WHAT YOU WILL DO: Return the full listing exactly as it is written.

SUPPLIED RECORDS:
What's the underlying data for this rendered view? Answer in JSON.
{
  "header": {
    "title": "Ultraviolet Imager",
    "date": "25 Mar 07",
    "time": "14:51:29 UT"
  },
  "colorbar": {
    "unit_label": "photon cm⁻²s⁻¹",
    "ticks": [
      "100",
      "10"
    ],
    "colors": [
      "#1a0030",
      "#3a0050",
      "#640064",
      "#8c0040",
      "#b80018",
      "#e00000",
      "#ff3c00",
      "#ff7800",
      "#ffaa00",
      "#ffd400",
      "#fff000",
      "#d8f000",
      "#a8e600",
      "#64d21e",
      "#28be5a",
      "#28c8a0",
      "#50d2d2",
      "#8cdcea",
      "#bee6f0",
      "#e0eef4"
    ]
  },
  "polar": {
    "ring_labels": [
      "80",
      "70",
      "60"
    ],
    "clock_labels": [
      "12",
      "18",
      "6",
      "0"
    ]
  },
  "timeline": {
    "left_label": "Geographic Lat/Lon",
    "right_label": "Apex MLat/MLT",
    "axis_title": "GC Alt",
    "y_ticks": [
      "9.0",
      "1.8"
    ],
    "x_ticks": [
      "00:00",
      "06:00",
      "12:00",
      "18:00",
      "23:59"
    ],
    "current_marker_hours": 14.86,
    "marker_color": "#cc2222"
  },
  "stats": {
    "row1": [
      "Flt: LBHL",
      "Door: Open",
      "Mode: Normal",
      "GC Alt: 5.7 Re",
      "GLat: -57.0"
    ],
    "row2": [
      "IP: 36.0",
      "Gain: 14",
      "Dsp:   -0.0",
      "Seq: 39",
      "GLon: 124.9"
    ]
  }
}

EXERCISE ANSWER:
What's the underlying data for this rendered view? Answer in JSON.
{
  "header": {
    "title": "Ultraviolet Imager",
    "date": "25 Mar 07",
    "time": "14:51:29 UT"
  },
  "colorbar": {
    "unit_label": "photon cm⁻²s⁻¹",
    "ticks": [
      "100",
      "10"
    ],
    "colors": [
      "#1a0030",
      "#3a0050",
      "#640064",
      "#8c0040",
      "#b80018",
      "#e00000",
      "#ff3c00",
      "#ff7800",
      "#ffaa00",
      "#ffd400",
      "#fff000",
      "#d8f000",
      "#a8e600",
      "#64d21e",
      "#28be5a",
      "#28c8a0",
      "#50d2d2",
      "#8cdcea",
      "#bee6f0",
      "#e0eef4"
    ]
  },
  "polar": {
    "ring_labels": [
      "80",
      "70",
      "60"
    ],
    "clock_labels": [
      "12",
      "18",
      "6",
      "0"
    ]
  },
  "timeline": {
    "left_label": "Geographic Lat/Lon",
    "right_label": "Apex MLat/MLT",
    "axis_title": "GC Alt",
    "y_ticks": [
      "9.0",
      "1.8"
    ],
    "x_ticks": [
      "00:00",
      "06:00",
      "12:00",
      "18:00",
      "23:59"
    ],
    "current_marker_hours": 14.86,
    "marker_color": "#cc2222"
  },
  "stats": {
    "row1": [
      "Flt: LBHL",
      "Door: Open",
      "Mode: Normal",
      "GC Alt: 5.7 Re",
      "GLat: -57.0"
    ],
    "row2": [
      "IP: 36.0",
      "Gain: 14",
      "Dsp:   -0.0",
      "Seq: 39",
      "GLon: 124.9"
    ]
  }
}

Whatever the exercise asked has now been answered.